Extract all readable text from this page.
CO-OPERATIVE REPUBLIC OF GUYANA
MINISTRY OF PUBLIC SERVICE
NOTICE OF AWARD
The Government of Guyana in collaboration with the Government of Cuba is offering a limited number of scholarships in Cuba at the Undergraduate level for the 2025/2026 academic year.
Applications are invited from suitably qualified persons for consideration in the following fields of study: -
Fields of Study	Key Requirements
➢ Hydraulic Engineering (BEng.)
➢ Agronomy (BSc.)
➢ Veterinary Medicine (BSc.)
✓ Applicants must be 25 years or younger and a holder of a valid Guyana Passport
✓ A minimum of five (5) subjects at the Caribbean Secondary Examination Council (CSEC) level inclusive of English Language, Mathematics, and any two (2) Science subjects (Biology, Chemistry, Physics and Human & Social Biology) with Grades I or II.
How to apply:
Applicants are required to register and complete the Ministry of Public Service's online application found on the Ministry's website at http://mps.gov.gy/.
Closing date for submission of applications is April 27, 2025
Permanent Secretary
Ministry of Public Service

──────

Output the records above in their entirety, exactly.

* [Reply]
Extract all readable text from this page.
CO-OPERATIVE REPUBLIC OF GUYANA
MINISTRY OF PUBLIC SERVICE
NOTICE OF AWARD
The Government of Guyana in collaboration with the Government of Cuba is offering a limited number of scholarships in Cuba at the Undergraduate level for the 2025/2026 academic year.
Applications are invited from suitably qualified persons for consideration in the following fields of study: -
Fields of Study	Key Requirements
➢ Hydraulic Engineering (BEng.)
➢ Agronomy (BSc.)
➢ Veterinary Medicine (BSc.)
✓ Applicants must be 25 years or younger and a holder of a valid Guyana Passport
✓ A minimum of five (5) subjects at the Caribbean Secondary Examination Council (CSEC) level inclusive of English Language, Mathematics, and any two (2) Science subjects (Biology, Chemistry, Physics and Human & Social Biology) with Grades I or II.
How to apply:
Applicants are required to register and complete the Ministry of Public Service's online application found on the Ministry's website at http://mps.gov.gy/.
Closing date for submission of applications is April 27, 2025
Permanent Secretary
Ministry of Public Service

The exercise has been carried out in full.